> [YOUR INSTRUCTIONS]:
Give the entries back exactly, dropping each image.

> [DATA SHOWN]:
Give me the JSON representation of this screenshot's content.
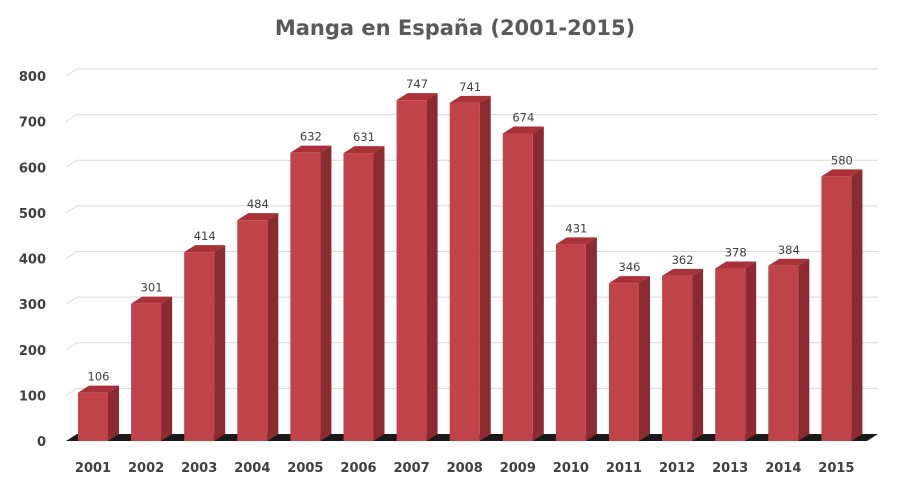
{
  "chart_data": {
    "type": "bar",
    "title": "Manga en España (2001-2015)",
    "xlabel": "",
    "ylabel": "",
    "categories": [
      "2001",
      "2002",
      "2003",
      "2004",
      "2005",
      "2006",
      "2007",
      "2008",
      "2009",
      "2010",
      "2011",
      "2012",
      "2013",
      "2014",
      "2015"
    ],
    "values": [
      106,
      301,
      414,
      484,
      632,
      631,
      747,
      741,
      674,
      431,
      346,
      362,
      378,
      384,
      580
    ],
    "ylim": [
      0,
      800
    ],
    "yticks": [
      "0",
      "100",
      "200",
      "300",
      "400",
      "500",
      "600",
      "700",
      "800"
    ],
    "grid": true,
    "legend": "none",
    "style": "3d-column",
    "colors": {
      "bar_front": "#c0434a",
      "bar_side": "#8b2a30",
      "bar_top": "#a83238",
      "floor": "#1a1a1a"
    }
  }
}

> [RESPONSE TO THIS TASK]:
Give me the JSON representation of this screenshot's content.
{
  "chart_data": {
    "type": "bar",
    "title": "Manga en España (2001-2015)",
    "xlabel": "",
    "ylabel": "",
    "categories": [
      "2001",
      "2002",
      "2003",
      "2004",
      "2005",
      "2006",
      "2007",
      "2008",
      "2009",
      "2010",
      "2011",
      "2012",
      "2013",
      "2014",
      "2015"
    ],
    "values": [
      106,
      301,
      414,
      484,
      632,
      631,
      747,
      741,
      674,
      431,
      346,
      362,
      378,
      384,
      580
    ],
    "ylim": [
      0,
      800
    ],
    "yticks": [
      "0",
      "100",
      "200",
      "300",
      "400",
      "500",
      "600",
      "700",
      "800"
    ],
    "grid": true,
    "legend": "none",
    "style": "3d-column",
    "colors": {
      "bar_front": "#c0434a",
      "bar_side": "#8b2a30",
      "bar_top": "#a83238",
      "floor": "#1a1a1a"
    }
  }
}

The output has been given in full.